What you will do>
The records that follow are to be repeated without alteration.

Record list>
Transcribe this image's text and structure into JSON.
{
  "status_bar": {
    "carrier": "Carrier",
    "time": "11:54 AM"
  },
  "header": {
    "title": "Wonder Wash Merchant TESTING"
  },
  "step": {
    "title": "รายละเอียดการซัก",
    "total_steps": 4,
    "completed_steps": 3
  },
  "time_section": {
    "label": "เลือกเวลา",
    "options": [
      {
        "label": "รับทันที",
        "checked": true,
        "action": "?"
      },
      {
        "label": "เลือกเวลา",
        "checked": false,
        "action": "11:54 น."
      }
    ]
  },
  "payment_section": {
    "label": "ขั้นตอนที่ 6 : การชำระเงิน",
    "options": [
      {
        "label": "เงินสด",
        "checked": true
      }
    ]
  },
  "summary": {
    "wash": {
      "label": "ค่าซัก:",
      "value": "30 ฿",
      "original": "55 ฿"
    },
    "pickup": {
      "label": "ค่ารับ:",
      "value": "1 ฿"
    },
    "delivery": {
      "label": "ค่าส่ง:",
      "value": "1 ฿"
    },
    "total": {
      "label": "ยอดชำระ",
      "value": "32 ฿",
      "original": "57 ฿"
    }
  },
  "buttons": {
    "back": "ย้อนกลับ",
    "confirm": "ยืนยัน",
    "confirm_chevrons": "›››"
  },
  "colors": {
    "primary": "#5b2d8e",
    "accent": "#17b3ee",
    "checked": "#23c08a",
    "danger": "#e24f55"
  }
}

Worked solution>
Transcribe this image's text and structure into JSON.
{
  "status_bar": {
    "carrier": "Carrier",
    "time": "11:54 AM"
  },
  "header": {
    "title": "Wonder Wash Merchant TESTING"
  },
  "step": {
    "title": "รายละเอียดการซัก",
    "total_steps": 4,
    "completed_steps": 3
  },
  "time_section": {
    "label": "เลือกเวลา",
    "options": [
      {
        "label": "รับทันที",
        "checked": true,
        "action": "?"
      },
      {
        "label": "เลือกเวลา",
        "checked": false,
        "action": "11:54 น."
      }
    ]
  },
  "payment_section": {
    "label": "ขั้นตอนที่ 6 : การชำระเงิน",
    "options": [
      {
        "label": "เงินสด",
        "checked": true
      }
    ]
  },
  "summary": {
    "wash": {
      "label": "ค่าซัก:",
      "value": "30 ฿",
      "original": "55 ฿"
    },
    "pickup": {
      "label": "ค่ารับ:",
      "value": "1 ฿"
    },
    "delivery": {
      "label": "ค่าส่ง:",
      "value": "1 ฿"
    },
    "total": {
      "label": "ยอดชำระ",
      "value": "32 ฿",
      "original": "57 ฿"
    }
  },
  "buttons": {
    "back": "ย้อนกลับ",
    "confirm": "ยืนยัน",
    "confirm_chevrons": "›››"
  },
  "colors": {
    "primary": "#5b2d8e",
    "accent": "#17b3ee",
    "checked": "#23c08a",
    "danger": "#e24f55"
  }
}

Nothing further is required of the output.